> _Work to do_
Go through the material and pull out every line with the string "الإسلامية" in it.

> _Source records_
* START *

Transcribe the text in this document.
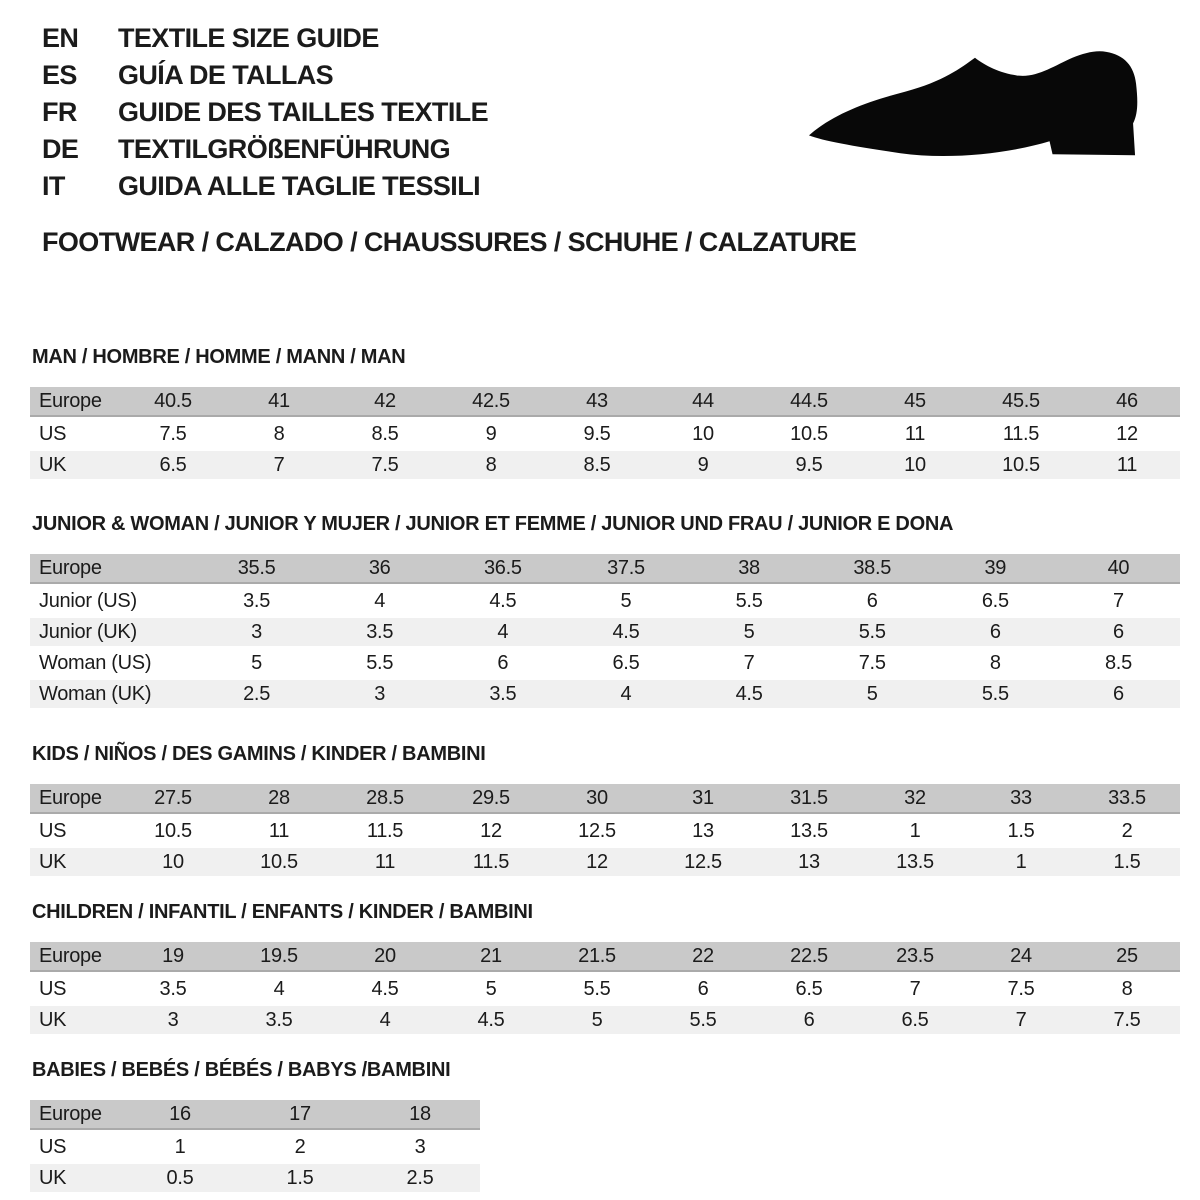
EN	TEXTILE SIZE GUIDE
ES	GUÍA DE TALLAS
FR	GUIDE DES TAILLES TEXTILE
DE	TEXTILGRÖßENFÜHRUNG
IT	GUIDA ALLE TAGLIE TESSILI
FOOTWEAR / CALZADO / CHAUSSURES / SCHUHE / CALZATURE
MAN / HOMBRE / HOMME / MANN / MAN
Europe	40.5	41	42	42.5	43	44	44.5	45	45.5	46
US	7.5	8	8.5	9	9.5	10	10.5	11	11.5	12
UK	6.5	7	7.5	8	8.5	9	9.5	10	10.5	11
JUNIOR & WOMAN / JUNIOR Y MUJER / JUNIOR ET FEMME / JUNIOR UND FRAU / JUNIOR E DONA
Europe	35.5	36	36.5	37.5	38	38.5	39	40
Junior (US)	3.5	4	4.5	5	5.5	6	6.5	7
Junior (UK)	3	3.5	4	4.5	5	5.5	6	6
Woman (US)	5	5.5	6	6.5	7	7.5	8	8.5
Woman (UK)	2.5	3	3.5	4	4.5	5	5.5	6
KIDS / NIÑOS / DES GAMINS / KINDER / BAMBINI
Europe	27.5	28	28.5	29.5	30	31	31.5	32	33	33.5
US	10.5	11	11.5	12	12.5	13	13.5	1	1.5	2
UK	10	10.5	11	11.5	12	12.5	13	13.5	1	1.5
CHILDREN / INFANTIL / ENFANTS / KINDER / BAMBINI
Europe	19	19.5	20	21	21.5	22	22.5	23.5	24	25
US	3.5	4	4.5	5	5.5	6	6.5	7	7.5	8
UK	3	3.5	4	4.5	5	5.5	6	6.5	7	7.5
BABIES / BEBÉS / BÉBÉS / BABYS /BAMBINI
Europe	16	17	18
US	1	2	3
UK	0.5	1.5	2.5
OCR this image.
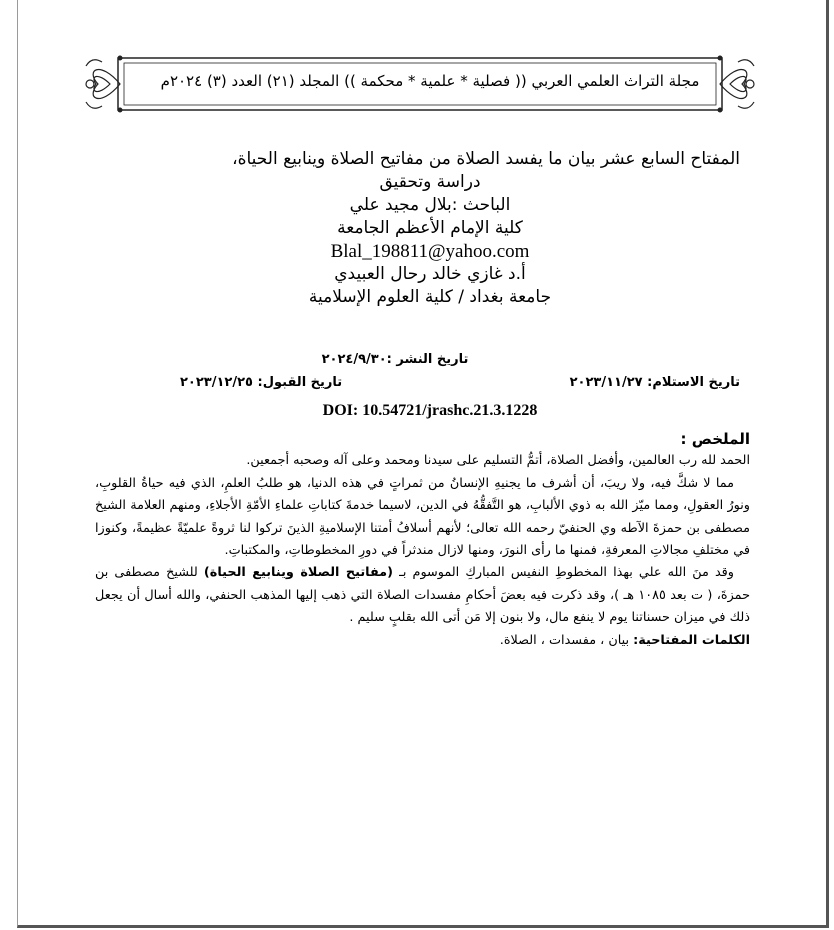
مجلة التراث العلمي العربي (( فصلية * علمية * محكمة )) المجلد (٢١) العدد (٣) ٢٠٢٤م
المفتاح السابع عشر بيان ما يفسد الصلاة من مفاتيح الصلاة وينابيع الحياة،
دراسة وتحقيق
الباحث :بلال مجيد علي
كلية الإمام الأعظم الجامعة
Blal_198811@yahoo.com
أ.د غازي خالد رحال العبيدي
جامعة بغداد / كلية العلوم الإسلامية
تاريخ النشر :٢٠٢٤/٩/٣٠
تاريخ الاستلام: ٢٠٢٣/١١/٢٧
تاريخ القبول: ٢٠٢٣/١٢/٢٥
DOI: 10.54721/jrashc.21.3.1228
الملخص :

الحمد لله رب العالمين، وأفضل الصلاة، أتمُّ التسليم على سيدنا ومحمد وعلى آله وصحبه أجمعين.

مما لا شكَّ فيه، ولا ريبَ، أن أشرف ما يجنيهِ الإنسانُ من ثمراتٍ في هذه الدنيا، هو طلبُ العلمِ، الذي فيه حياةُ القلوبِ، ونورُ العقولِ، ومما ميّز الله به ذوي الألبابِ، هو التَّفقُّهُ في الدين، لاسيما خدمةَ كتاباتِ علماءِ الأمّةِ الأجلاءِ، ومنهم العلامة الشيخ مصطفى بن حمزةَ الآطه وي الحنفيّ رحمه الله تعالى؛ لأنهم أسلافُ أمتنا الإسلاميةِ الذينَ تركوا لنا ثروةً علميّةً عظيمةً، وكنوزا في مختلفِ مجالاتِ المعرفةِ، فمنها ما رأى النورَ، ومنها لازال مندثراً في دورِ المخطوطاتِ، والمكتباتِ.

وقد منَ الله علي بهذا المخطوطِ النفيس المباركِ الموسوم بـ (مفاتيح الصلاة وينابيع الحياة) للشيخ مصطفى بن حمزةَ، ( ت بعد ١٠٨٥ هـ )، وقد ذكرت فيه بعضَ أحكامِ مفسدات الصلاة التي ذهب إليها المذهب الحنفي، والله أسال أن يجعل ذلك في ميزان حسناتنا يوم لا ينفع مال، ولا بنون إلا مَن أتى الله بقلبٍ سليم .

الكلمات المفتاحية: بيان ، مفسدات ، الصلاة.
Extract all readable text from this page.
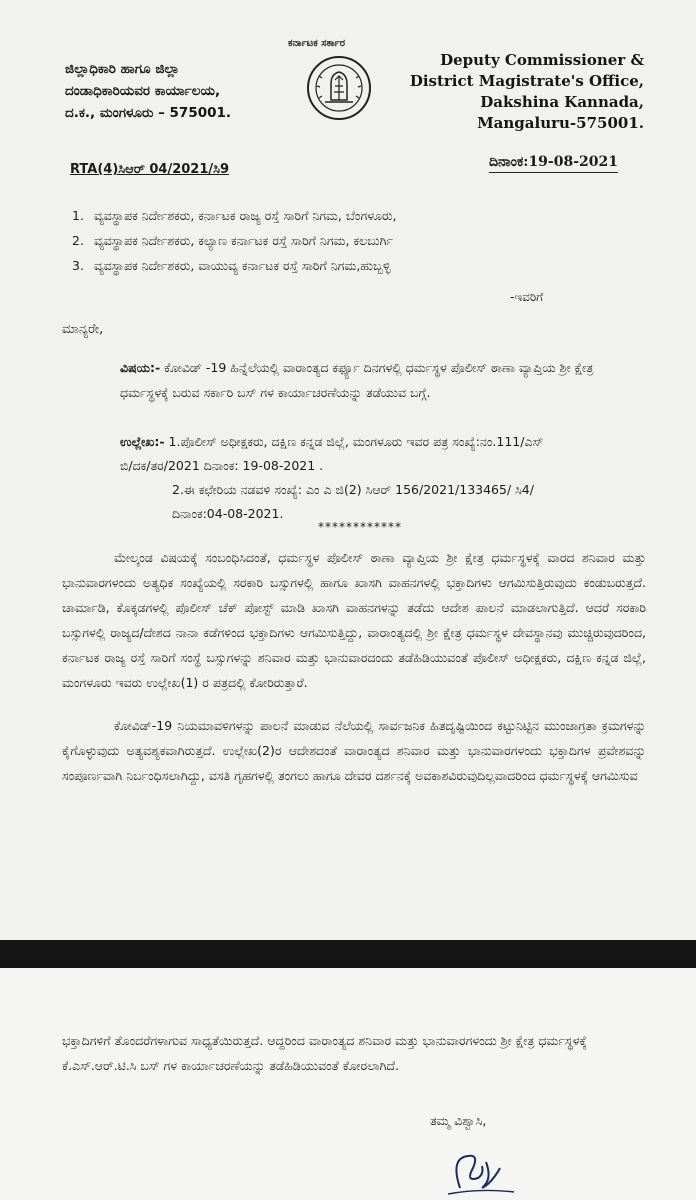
ಜಿಲ್ಲಾಧಿಕಾರಿ ಹಾಗೂ ಜಿಲ್ಲಾ
ದಂಡಾಧಿಕಾರಿಯವರ ಕಾರ್ಯಾಲಯ,
ದ.ಕ., ಮಂಗಳೂರು – 575001.
ಕರ್ನಾಟಕ ಸರ್ಕಾರ
Deputy Commissioner &
District Magistrate's Office,
Dakshina Kannada,
Mangaluru-575001.
RTA(4)ಸಿಆರ್ 04/2021/ಸಿ9	ದಿನಾಂಕ:19-08-2021
1. ವ್ಯವಸ್ಥಾಪಕ ನಿರ್ದೇಶಕರು, ಕರ್ನಾಟಕ ರಾಜ್ಯ ರಸ್ತೆ ಸಾರಿಗೆ ನಿಗಮ, ಬೆಂಗಳೂರು,
2. ವ್ಯವಸ್ಥಾಪಕ ನಿರ್ದೇಶಕರು, ಕಲ್ಯಾಣ ಕರ್ನಾಟಕ ರಸ್ತೆ ಸಾರಿಗೆ ನಿಗಮ, ಕಲಬುರ್ಗಿ
3. ವ್ಯವಸ್ಥಾಪಕ ನಿರ್ದೇಶಕರು, ವಾಯುವ್ಯ ಕರ್ನಾಟಕ ರಸ್ತೆ ಸಾರಿಗೆ ನಿಗಮ,ಹುಬ್ಬಳ್ಳಿ
-ಇವರಿಗೆ
ಮಾನ್ಯರೇ,
ವಿಷಯ:- ಕೋವಿಡ್ -19 ಹಿನ್ನೆಲೆಯಲ್ಲಿ ವಾರಾಂತ್ಯದ ಕರ್ಫ್ಯೂ ದಿನಗಳಲ್ಲಿ ಧರ್ಮಸ್ಥಳ ಪೊಲೀಸ್ ಠಾಣಾ ವ್ಯಾಪ್ತಿಯ ಶ್ರೀ ಕ್ಷೇತ್ರ ಧರ್ಮಸ್ಥಳಕ್ಕೆ ಬರುವ ಸರ್ಕಾರಿ ಬಸ್ ಗಳ ಕಾರ್ಯಾಚರಣೆಯನ್ನು ತಡೆಯುವ ಬಗ್ಗೆ.
ಉಲ್ಲೇಖ:- 1.ಪೊಲೀಸ್ ಅಧೀಕ್ಷಕರು, ದಕ್ಷಿಣ ಕನ್ನಡ ಜಿಲ್ಲೆ, ಮಂಗಳೂರು ಇವರ ಪತ್ರ ಸಂಖ್ಯೆ:ನಂ.111/ಎಸ್
ಬಿ/ದಕ/ತರ/2021 ದಿನಾಂಕ: 19-08-2021 .
2.ಈ ಕಛೇರಿಯ ನಡವಳಿ ಸಂಖ್ಯೆ: ಎಂ ಎ ಜಿ(2) ಸಿಆರ್ 156/2021/133465/ ಸಿ4/
ದಿನಾಂಕ:04-08-2021.
************
ಮೇಲ್ಕಂಡ ವಿಷಯಕ್ಕೆ ಸಂಬಂಧಿಸಿದಂತೆ, ಧರ್ಮಸ್ಥಳ ಪೊಲೀಸ್ ಠಾಣಾ ವ್ಯಾಪ್ತಿಯ ಶ್ರೀ ಕ್ಷೇತ್ರ ಧರ್ಮಸ್ಥಳಕ್ಕೆ ವಾರದ ಶನಿವಾರ ಮತ್ತು ಭಾನುವಾರಗಳಂದು ಅತ್ಯಧಿಕ ಸಂಖ್ಯೆಯಲ್ಲಿ ಸರಕಾರಿ ಬಸ್ಸುಗಳಲ್ಲಿ ಹಾಗೂ ಖಾಸಗಿ ವಾಹನಗಳಲ್ಲಿ ಭಕ್ತಾದಿಗಳು ಆಗಮಿಸುತ್ತಿರುವುದು ಕಂಡುಬರುತ್ತದೆ. ಚಾರ್ಮಾಡಿ, ಕೊಕ್ಕಡಗಳಲ್ಲಿ ಪೊಲೀಸ್ ಚೆಕ್ ಪೋಸ್ಟ್ ಮಾಡಿ ಖಾಸಗಿ ವಾಹನಗಳನ್ನು ತಡೆದು ಆದೇಶ ಪಾಲನೆ ಮಾಡಲಾಗುತ್ತಿದೆ. ಆದರೆ ಸರಕಾರಿ ಬಸ್ಸುಗಳಲ್ಲಿ ರಾಜ್ಯದ/ದೇಶದ ನಾನಾ ಕಡೆಗಳಿಂದ ಭಕ್ತಾದಿಗಳು ಆಗಮಿಸುತ್ತಿದ್ದು, ವಾರಾಂತ್ಯದಲ್ಲಿ ಶ್ರೀ ಕ್ಷೇತ್ರ ಧರ್ಮಸ್ಥಳ ದೇವಸ್ಥಾನವು ಮುಚ್ಚಿರುವುದರಿಂದ, ಕರ್ನಾಟಕ ರಾಜ್ಯ ರಸ್ತೆ ಸಾರಿಗೆ ಸಂಸ್ಥೆ ಬಸ್ಸುಗಳನ್ನು ಶನಿವಾರ ಮತ್ತು ಭಾನುವಾರದಂದು ತಡೆಹಿಡಿಯುವಂತೆ ಪೊಲೀಸ್ ಅಧೀಕ್ಷಕರು, ದಕ್ಷಿಣ ಕನ್ನಡ ಜಿಲ್ಲೆ, ಮಂಗಳೂರು ಇವರು ಉಲ್ಲೇಖ(1) ರ ಪತ್ರದಲ್ಲಿ ಕೋರಿರುತ್ತಾರೆ.
ಕೋವಿಡ್-19 ನಿಯಮಾವಳಿಗಳನ್ನು ಪಾಲನೆ ಮಾಡುವ ನೆಲೆಯಲ್ಲಿ ಸಾರ್ವಜನಿಕ ಹಿತದೃಷ್ಟಿಯಿಂದ ಕಟ್ಟುನಿಟ್ಟಿನ ಮುಂಜಾಗ್ರತಾ ಕ್ರಮಗಳನ್ನು ಕೈಗೊಳ್ಳುವುದು ಅತ್ಯವಶ್ಯಕವಾಗಿರುತ್ತದೆ. ಉಲ್ಲೇಖ(2)ರ ಆದೇಶದಂತೆ ವಾರಾಂತ್ಯದ ಶನಿವಾರ ಮತ್ತು ಭಾನುವಾರಗಳಂದು ಭಕ್ತಾದಿಗಳ ಪ್ರವೇಶವನ್ನು ಸಂಪೂರ್ಣವಾಗಿ ನಿರ್ಬಂಧಿಸಲಾಗಿದ್ದು, ವಸತಿ ಗೃಹಗಳಲ್ಲಿ ತಂಗಲು ಹಾಗೂ ದೇವರ ದರ್ಶನಕ್ಕೆ ಅವಕಾಶವಿರುವುದಿಲ್ಲವಾದರಿಂದ ಧರ್ಮಸ್ಥಳಕ್ಕೆ ಆಗಮಿಸುವ
ಭಕ್ತಾದಿಗಳಿಗೆ ತೊಂದರೆಗಳಾಗುವ ಸಾಧ್ಯತೆಯಿರುತ್ತದೆ. ಆದ್ದರಿಂದ ವಾರಾಂತ್ಯದ ಶನಿವಾರ ಮತ್ತು ಭಾನುವಾರಗಳಂದು ಶ್ರೀ ಕ್ಷೇತ್ರ ಧರ್ಮಸ್ಥಳಕ್ಕೆ ಕೆ.ಎಸ್.ಆರ್.ಟಿ.ಸಿ ಬಸ್ ಗಳ ಕಾರ್ಯಾಚರಣೆಯನ್ನು ತಡೆಹಿಡಿಯುವಂತೆ ಕೋರಲಾಗಿದೆ.
ತಮ್ಮ ವಿಶ್ವಾಸಿ,
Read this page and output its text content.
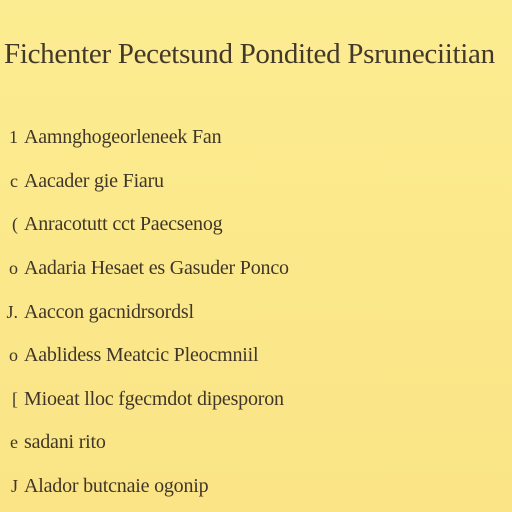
Fichenter Pecetsund Pondited Psruneciitian
1 Aamnghogeorleneek Fan
c Aacader gie Fiaru
( Anracotutt cct Paecsenog
o Aadaria Hesaet es Gasuder Ponco
J. Aaccon gacnidrsordsl
o Aablidess Meatcic Pleocmniil
[ Mioeat lloc fgecmdot dipesporon
e sadani rito
J Alador butcnaie ogonip
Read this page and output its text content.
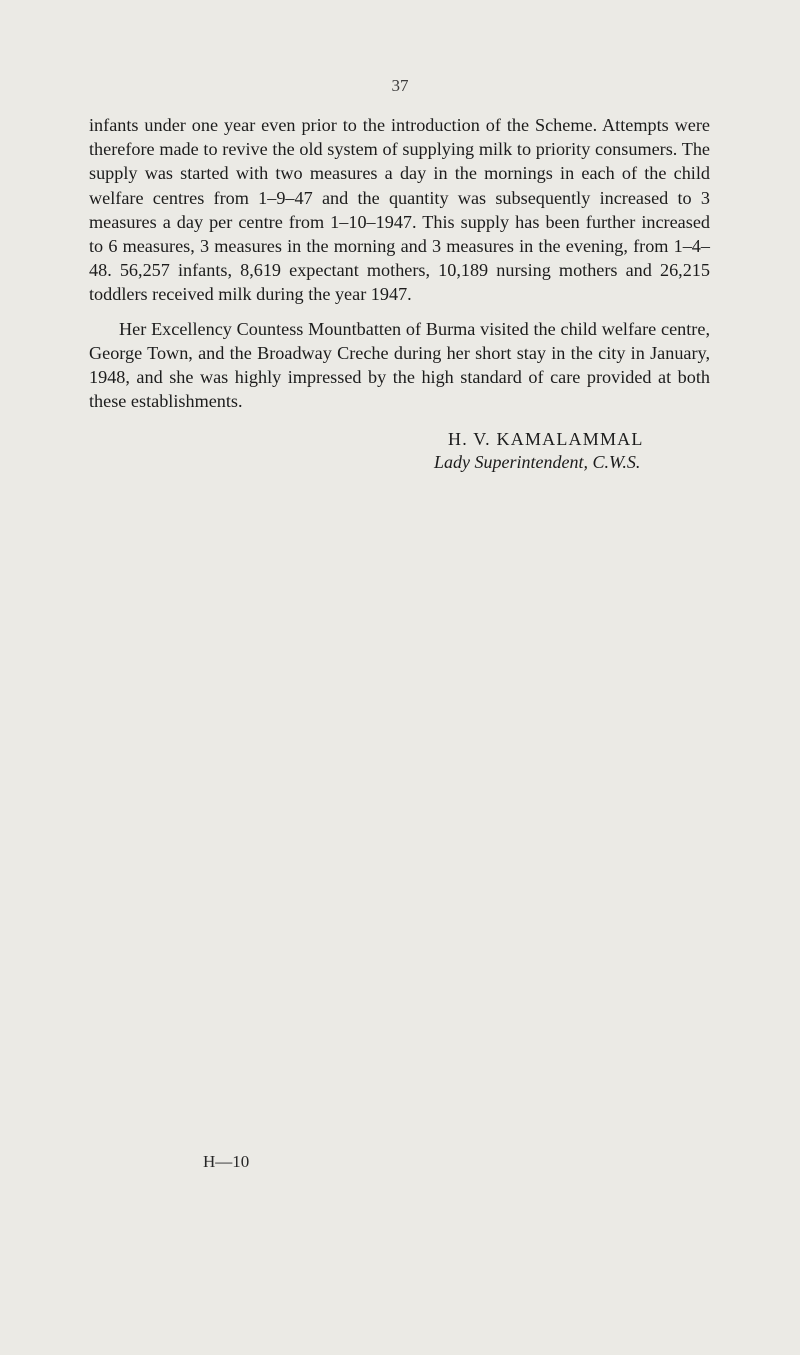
37

infants under one year even prior to the introduction of the Scheme. Attempts were therefore made to revive the old system of supplying milk to priority consumers. The supply was started with two measures a day in the mornings in each of the child welfare centres from 1–9–47 and the quantity was subsequently increased to 3 measures a day per centre from 1–10–1947. This supply has been further increased to 6 measures, 3 measures in the morning and 3 measures in the evening, from 1–4–48. 56,257 infants, 8,619 expectant mothers, 10,189 nursing mothers and 26,215 toddlers received milk during the year 1947.

Her Excellency Countess Mountbatten of Burma visited the child welfare centre, George Town, and the Broadway Creche during her short stay in the city in January, 1948, and she was highly impressed by the high standard of care provided at both these establishments.

H. V. KAMALAMMAL
Lady Superintendent, C.W.S.
H—10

* END *

> _Result of this task_
جامعة بغداد / كلية العلوم الإسلامية
مما لا شكَّ فيه، ولا ريبَ، أن أشرف ما يجنيهِ الإنسانُ من ثمراتٍ في هذه الدنيا، هو طلبُ العلمِ، الذي فيه حياةُ القلوبِ، ونورُ العقولِ، ومما ميّز الله به ذوي الألبابِ، هو التَّفقُّهُ في الدين، لاسيما خدمةَ كتاباتِ علماءِ الأمّةِ الأجلاءِ، ومنهم العلامة الشيخ مصطفى بن حمزةَ الآطه وي الحنفيّ رحمه الله تعالى؛ لأنهم أسلافُ أمتنا الإسلاميةِ الذينَ تركوا لنا ثروةً علميّةً عظيمةً، وكنوزا في مختلفِ مجالاتِ المعرفةِ، فمنها ما رأى النورَ، ومنها لازال مندثراً في دورِ المخطوطاتِ، والمكتباتِ.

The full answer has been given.